* **Written problem**:
Transcribe the material word for word, but without the images.

* **Listed entries**:
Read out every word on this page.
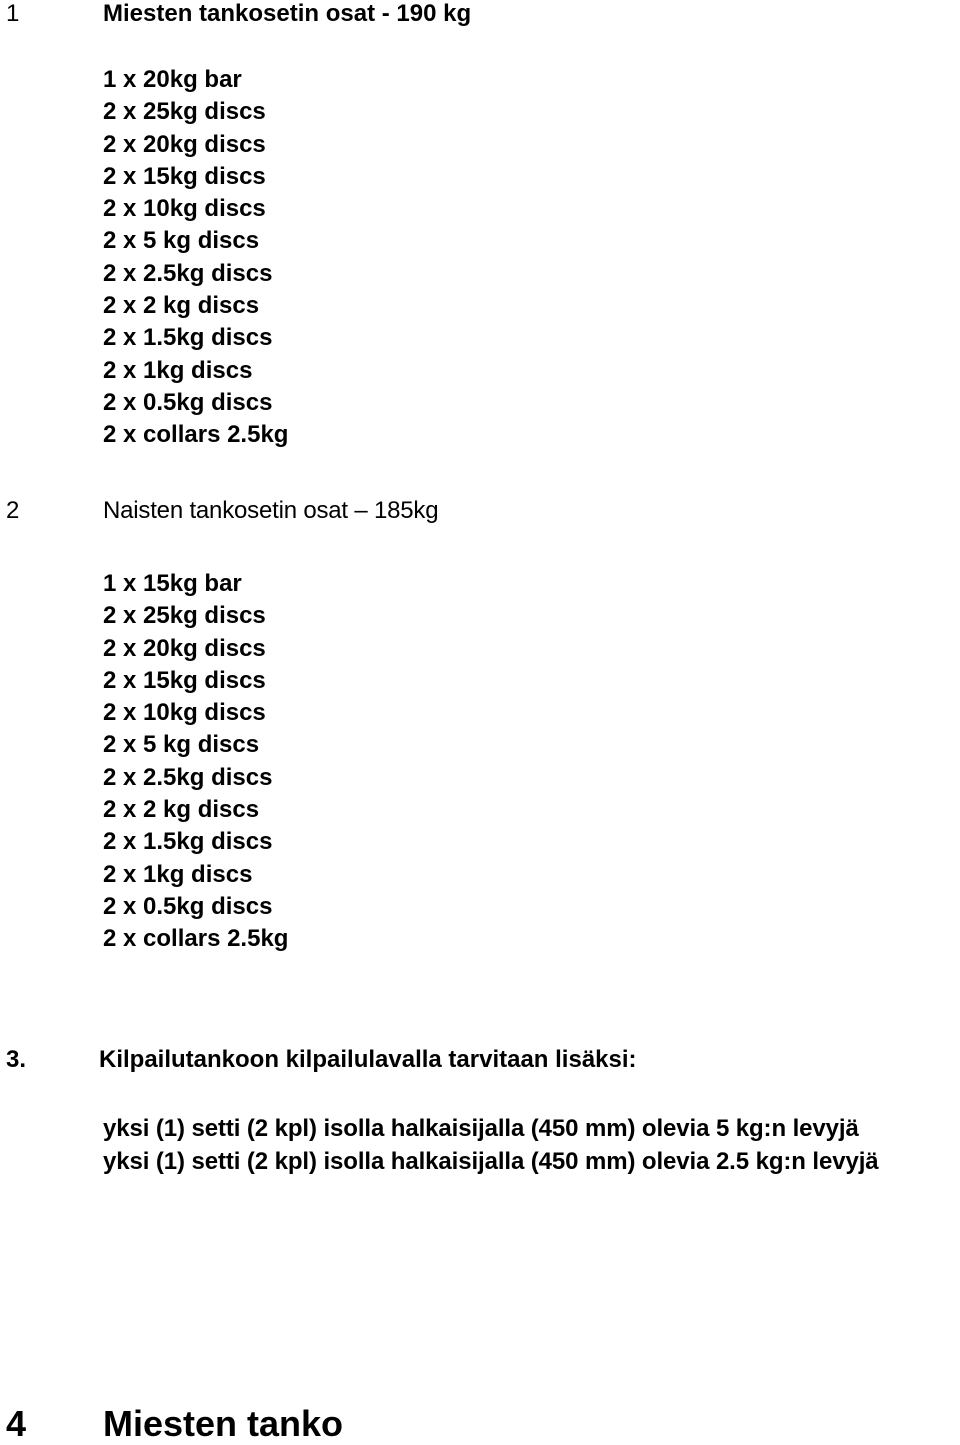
1	Miesten tankosetin osat - 190 kg
1 x 20kg bar
2 x 25kg discs
2 x 20kg discs
2 x 15kg discs
2 x 10kg discs
2 x 5 kg discs
2 x 2.5kg discs
2 x 2 kg discs
2 x 1.5kg discs
2 x 1kg discs
2 x 0.5kg discs
2 x collars 2.5kg
2	Naisten tankosetin osat – 185kg
1 x 15kg bar
2 x 25kg discs
2 x 20kg discs
2 x 15kg discs
2 x 10kg discs
2 x 5 kg discs
2 x 2.5kg discs
2 x 2 kg discs
2 x 1.5kg discs
2 x 1kg discs
2 x 0.5kg discs
2 x collars 2.5kg
3.	Kilpailutankoon kilpailulavalla tarvitaan lisäksi:
yksi (1) setti (2 kpl) isolla halkaisijalla (450 mm) olevia 5 kg:n levyjä
yksi (1) setti (2 kpl) isolla halkaisijalla (450 mm) olevia 2.5 kg:n levyjä
4 Miesten tanko
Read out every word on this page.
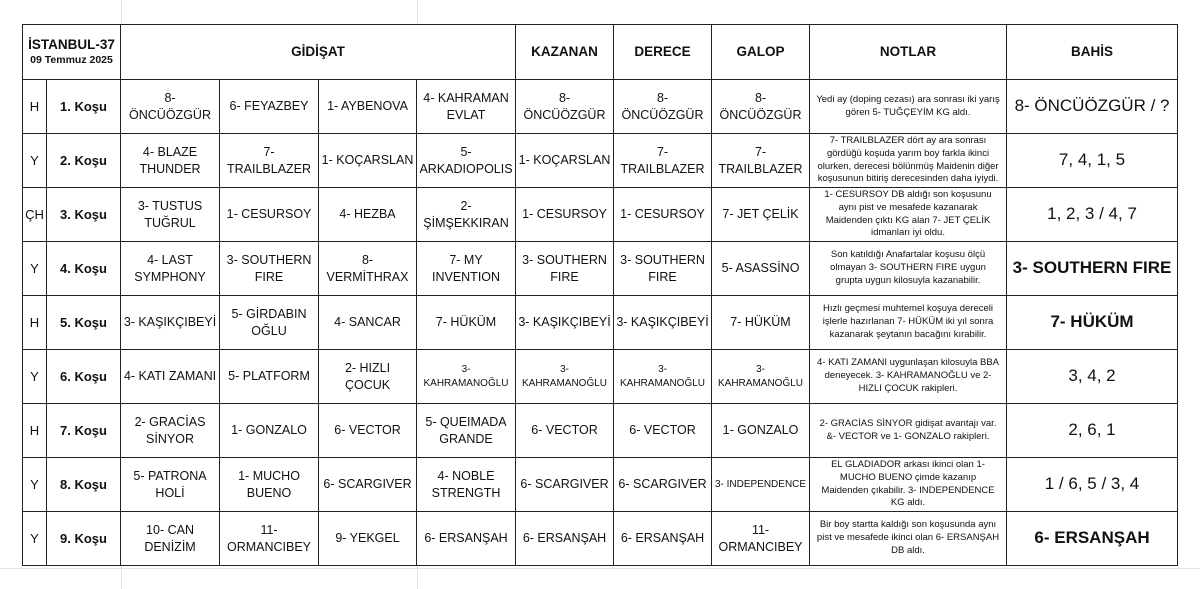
İSTANBUL-37
09 Temmuz 2025		GİDİŞAT				KAZANAN	DERECE	GALOP	NOTLAR	BAHİS
H	1. Koşu	8- ÖNCÜÖZGÜR	6- FEYAZBEY	1- AYBENOVA	4- KAHRAMAN EVLAT	8- ÖNCÜÖZGÜR	8- ÖNCÜÖZGÜR	8- ÖNCÜÖZGÜR	Yedi ay (doping cezası) ara sonrası iki yarış gören 5- TUĞÇEYİM KG aldı.	8- ÖNCÜÖZGÜR / ?
Y	2. Koşu	4- BLAZE THUNDER	7- TRAILBLAZER	1- KOÇARSLAN	5- ARKADIOPOLIS	1- KOÇARSLAN	7- TRAILBLAZER	7- TRAILBLAZER	7- TRAILBLAZER dört ay ara sonrası gördüğü koşuda yarım boy farkla ikinci olurken, derecesi bölünmüş Maidenin diğer koşusunun bitiriş derecesinden daha iyiydi.	7, 4, 1, 5
ÇH	3. Koşu	3- TUSTUS TUĞRUL	1- CESURSOY	4- HEZBA	2- ŞİMŞEKKIRAN	1- CESURSOY	1- CESURSOY	7- JET ÇELİK	1- CESURSOY DB aldığı son koşusunu aynı pist ve mesafede kazanarak Maidenden çıktı KG alan 7- JET ÇELİK idmanları iyi oldu.	1, 2, 3 / 4, 7
Y	4. Koşu	4- LAST SYMPHONY	3- SOUTHERN FIRE	8- VERMİTHRAX	7- MY INVENTION	3- SOUTHERN FIRE	3- SOUTHERN FIRE	5- ASASSİNO	Son katıldığı Anafartalar koşusu ölçü olmayan 3- SOUTHERN FIRE uygun grupta uygun kilosuyla kazanabilir.	3- SOUTHERN FIRE
H	5. Koşu	3- KAŞIKÇIBEYİ	5- GİRDABIN OĞLU	4- SANCAR	7- HÜKÜM	3- KAŞIKÇIBEYİ	3- KAŞIKÇIBEYİ	7- HÜKÜM	Hızlı geçmesi muhtemel koşuya dereceli işlerle hazırlanan 7- HÜKÜM iki yıl sonra kazanarak şeytanın bacağını kırabilir.	7- HÜKÜM
Y	6. Koşu	4- KATI ZAMANI	5- PLATFORM	2- HIZLI ÇOCUK	3- KAHRAMANOĞLU	3- KAHRAMANOĞLU	3- KAHRAMANOĞLU	3- KAHRAMANOĞLU	4- KATI ZAMANI uygunlaşan kilosuyla BBA deneyecek. 3- KAHRAMANOĞLU ve 2- HIZLI ÇOCUK rakipleri.	3, 4, 2
H	7. Koşu	2- GRACİAS SİNYOR	1- GONZALO	6- VECTOR	5- QUEIMADA GRANDE	6- VECTOR	6- VECTOR	1- GONZALO	2- GRACİAS SİNYOR gidişat avantajı var. &- VECTOR ve 1- GONZALO rakipleri.	2, 6, 1
Y	8. Koşu	5- PATRONA HOLİ	1- MUCHO BUENO	6- SCARGIVER	4- NOBLE STRENGTH	6- SCARGIVER	6- SCARGIVER	3- INDEPENDENCE	EL GLADIADOR arkası ikinci olan 1- MUCHO BUENO çimde kazanıp Maidenden çıkabilir. 3- INDEPENDENCE KG aldı.	1 / 6, 5 / 3, 4
Y	9. Koşu	10- CAN DENİZİM	11- ORMANCIBEY	9- YEKGEL	6- ERSANŞAH	6- ERSANŞAH	6- ERSANŞAH	11- ORMANCIBEY	Bir boy startta kaldığı son koşusunda aynı pist ve mesafede ikinci olan 6- ERSANŞAH DB aldı.	6- ERSANŞAH
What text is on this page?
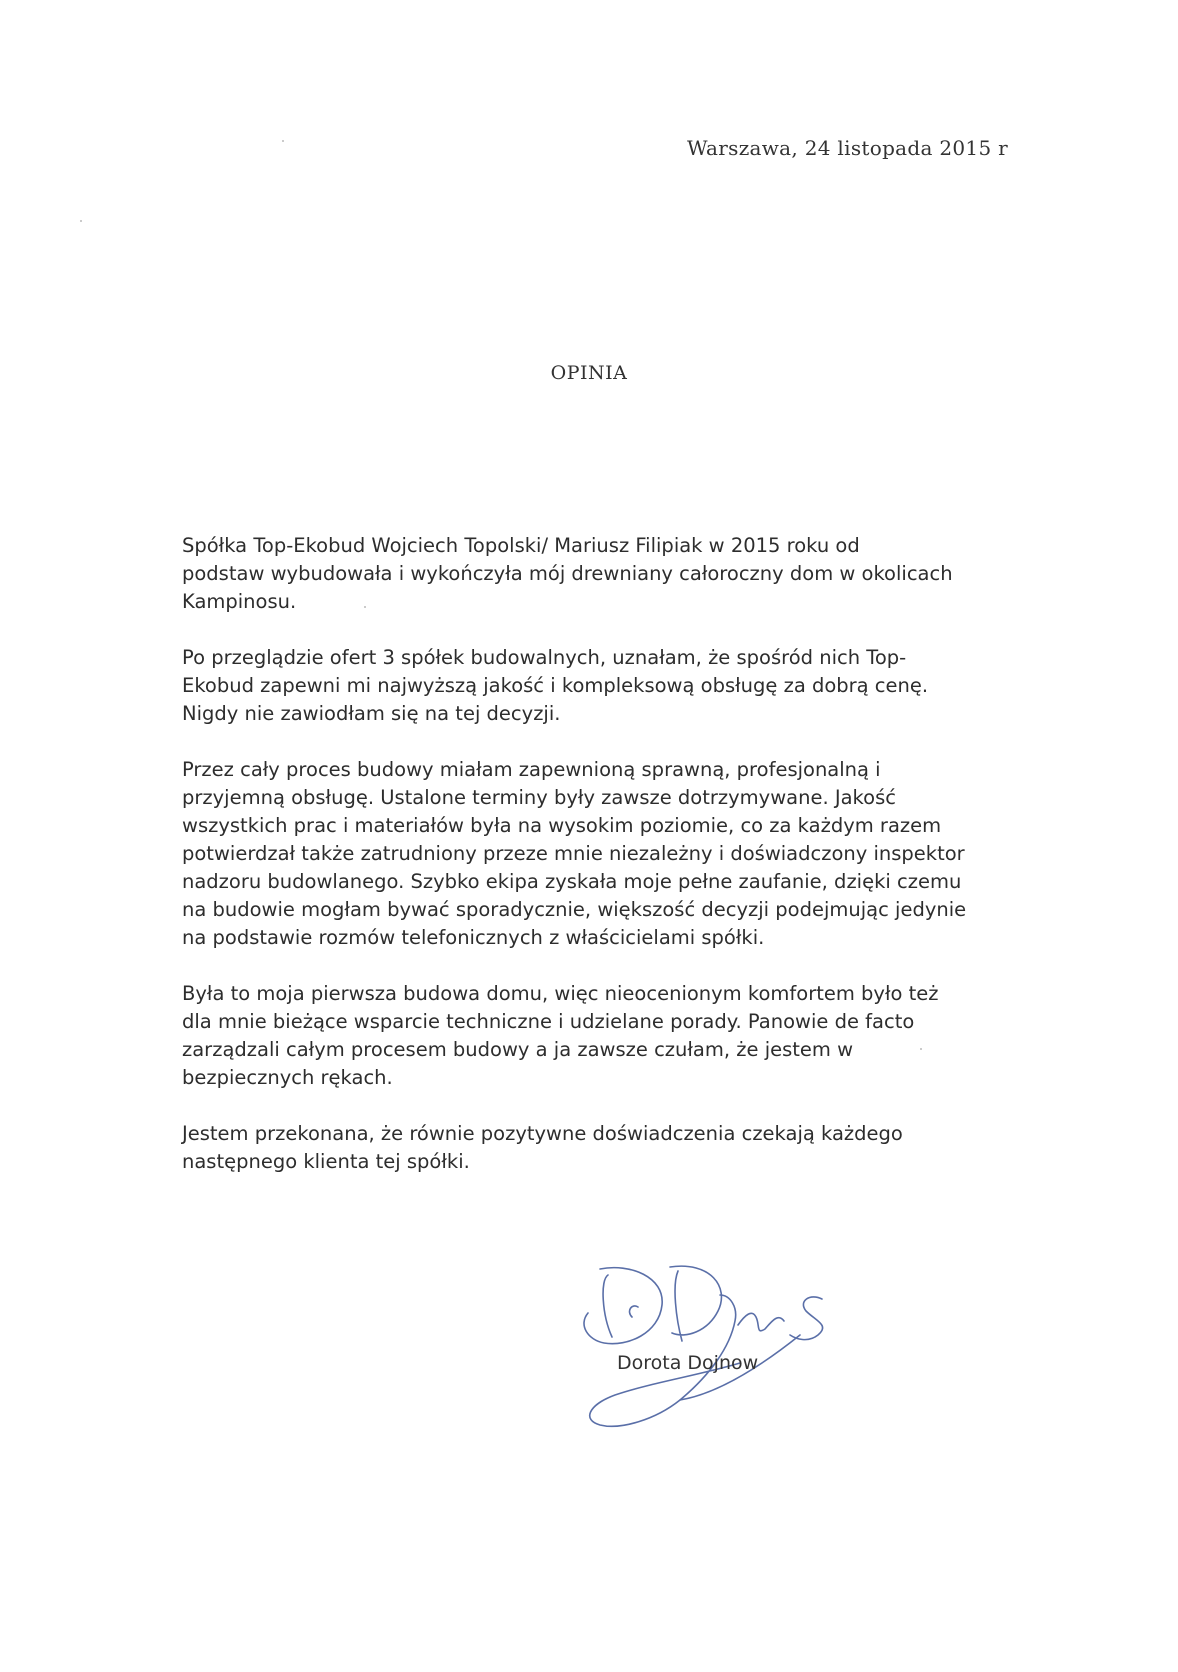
Warszawa, 24 listopada 2015 r
OPINIA

Spółka Top-Ekobud Wojciech Topolski/ Mariusz Filipiak w 2015 roku od
podstaw wybudowała i wykończyła mój drewniany całoroczny dom w okolicach
Kampinosu.

Po przeglądzie ofert 3 spółek budowalnych, uznałam, że spośród nich Top-
Ekobud zapewni mi najwyższą jakość i kompleksową obsługę za dobrą cenę.
Nigdy nie zawiodłam się na tej decyzji.

Przez cały proces budowy miałam zapewnioną sprawną, profesjonalną i
przyjemną obsługę. Ustalone terminy były zawsze dotrzymywane. Jakość
wszystkich prac i materiałów była na wysokim poziomie, co za każdym razem
potwierdzał także zatrudniony przeze mnie niezależny i doświadczony inspektor
nadzoru budowlanego. Szybko ekipa zyskała moje pełne zaufanie, dzięki czemu
na budowie mogłam bywać sporadycznie, większość decyzji podejmując jedynie
na podstawie rozmów telefonicznych z właścicielami spółki.

Była to moja pierwsza budowa domu, więc nieocenionym komfortem było też
dla mnie bieżące wsparcie techniczne i udzielane porady. Panowie de facto
zarządzali całym procesem budowy a ja zawsze czułam, że jestem w
bezpiecznych rękach.

Jestem przekonana, że równie pozytywne doświadczenia czekają każdego
następnego klienta tej spółki.

Dorota Dojnow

* **Worked solution**:
Read out every word on this page.
1	Miesten tankosetin osat - 190 kg
1 x 20kg bar
2 x 25kg discs
2 x 20kg discs
2 x 15kg discs
2 x 10kg discs
2 x 5 kg discs
2 x 2.5kg discs
2 x 2 kg discs
2 x 1.5kg discs
2 x 1kg discs
2 x 0.5kg discs
2 x collars 2.5kg
2	Naisten tankosetin osat – 185kg
1 x 15kg bar
2 x 25kg discs
2 x 20kg discs
2 x 15kg discs
2 x 10kg discs
2 x 5 kg discs
2 x 2.5kg discs
2 x 2 kg discs
2 x 1.5kg discs
2 x 1kg discs
2 x 0.5kg discs
2 x collars 2.5kg
3.	Kilpailutankoon kilpailulavalla tarvitaan lisäksi:
yksi (1) setti (2 kpl) isolla halkaisijalla (450 mm) olevia 5 kg:n levyjä
yksi (1) setti (2 kpl) isolla halkaisijalla (450 mm) olevia 2.5 kg:n levyjä
4 Miesten tanko
Read out every word on this page.
İSTANBUL-37
09 Temmuz 2025		GİDİŞAT				KAZANAN	DERECE	GALOP	NOTLAR	BAHİS
H	1. Koşu	8- ÖNCÜÖZGÜR	6- FEYAZBEY	1- AYBENOVA	4- KAHRAMAN EVLAT	8- ÖNCÜÖZGÜR	8- ÖNCÜÖZGÜR	8- ÖNCÜÖZGÜR	Yedi ay (doping cezası) ara sonrası iki yarış gören 5- TUĞÇEYİM KG aldı.	8- ÖNCÜÖZGÜR / ?
Y	2. Koşu	4- BLAZE THUNDER	7- TRAILBLAZER	1- KOÇARSLAN	5- ARKADIOPOLIS	1- KOÇARSLAN	7- TRAILBLAZER	7- TRAILBLAZER	7- TRAILBLAZER dört ay ara sonrası gördüğü koşuda yarım boy farkla ikinci olurken, derecesi bölünmüş Maidenin diğer koşusunun bitiriş derecesinden daha iyiydi.	7, 4, 1, 5
ÇH	3. Koşu	3- TUSTUS TUĞRUL	1- CESURSOY	4- HEZBA	2- ŞİMŞEKKIRAN	1- CESURSOY	1- CESURSOY	7- JET ÇELİK	1- CESURSOY DB aldığı son koşusunu aynı pist ve mesafede kazanarak Maidenden çıktı KG alan 7- JET ÇELİK idmanları iyi oldu.	1, 2, 3 / 4, 7
Y	4. Koşu	4- LAST SYMPHONY	3- SOUTHERN FIRE	8- VERMİTHRAX	7- MY INVENTION	3- SOUTHERN FIRE	3- SOUTHERN FIRE	5- ASASSİNO	Son katıldığı Anafartalar koşusu ölçü olmayan 3- SOUTHERN FIRE uygun grupta uygun kilosuyla kazanabilir.	3- SOUTHERN FIRE
H	5. Koşu	3- KAŞIKÇIBEYİ	5- GİRDABIN OĞLU	4- SANCAR	7- HÜKÜM	3- KAŞIKÇIBEYİ	3- KAŞIKÇIBEYİ	7- HÜKÜM	Hızlı geçmesi muhtemel koşuya dereceli işlerle hazırlanan 7- HÜKÜM iki yıl sonra kazanarak şeytanın bacağını kırabilir.	7- HÜKÜM
Y	6. Koşu	4- KATI ZAMANI	5- PLATFORM	2- HIZLI ÇOCUK	3- KAHRAMANOĞLU	3- KAHRAMANOĞLU	3- KAHRAMANOĞLU	3- KAHRAMANOĞLU	4- KATI ZAMANI uygunlaşan kilosuyla BBA deneyecek. 3- KAHRAMANOĞLU ve 2- HIZLI ÇOCUK rakipleri.	3, 4, 2
H	7. Koşu	2- GRACİAS SİNYOR	1- GONZALO	6- VECTOR	5- QUEIMADA GRANDE	6- VECTOR	6- VECTOR	1- GONZALO	2- GRACİAS SİNYOR gidişat avantajı var. &- VECTOR ve 1- GONZALO rakipleri.	2, 6, 1
Y	8. Koşu	5- PATRONA HOLİ	1- MUCHO BUENO	6- SCARGIVER	4- NOBLE STRENGTH	6- SCARGIVER	6- SCARGIVER	3- INDEPENDENCE	EL GLADIADOR arkası ikinci olan 1- MUCHO BUENO çimde kazanıp Maidenden çıkabilir. 3- INDEPENDENCE KG aldı.	1 / 6, 5 / 3, 4
Y	9. Koşu	10- CAN DENİZİM	11- ORMANCIBEY	9- YEKGEL	6- ERSANŞAH	6- ERSANŞAH	6- ERSANŞAH	11- ORMANCIBEY	Bir boy startta kaldığı son koşusunda aynı pist ve mesafede ikinci olan 6- ERSANŞAH DB aldı.	6- ERSANŞAH
What text is on this page?
Warszawa, 24 listopada 2015 r
OPINIA

Spółka Top-Ekobud Wojciech Topolski/ Mariusz Filipiak w 2015 roku od
podstaw wybudowała i wykończyła mój drewniany całoroczny dom w okolicach
Kampinosu.

Po przeglądzie ofert 3 spółek budowalnych, uznałam, że spośród nich Top-
Ekobud zapewni mi najwyższą jakość i kompleksową obsługę za dobrą cenę.
Nigdy nie zawiodłam się na tej decyzji.

Przez cały proces budowy miałam zapewnioną sprawną, profesjonalną i
przyjemną obsługę. Ustalone terminy były zawsze dotrzymywane. Jakość
wszystkich prac i materiałów była na wysokim poziomie, co za każdym razem
potwierdzał także zatrudniony przeze mnie niezależny i doświadczony inspektor
nadzoru budowlanego. Szybko ekipa zyskała moje pełne zaufanie, dzięki czemu
na budowie mogłam bywać sporadycznie, większość decyzji podejmując jedynie
na podstawie rozmów telefonicznych z właścicielami spółki.

Była to moja pierwsza budowa domu, więc nieocenionym komfortem było też
dla mnie bieżące wsparcie techniczne i udzielane porady. Panowie de facto
zarządzali całym procesem budowy a ja zawsze czułam, że jestem w
bezpiecznych rękach.

Jestem przekonana, że równie pozytywne doświadczenia czekają każdego
następnego klienta tej spółki.

Dorota Dojnow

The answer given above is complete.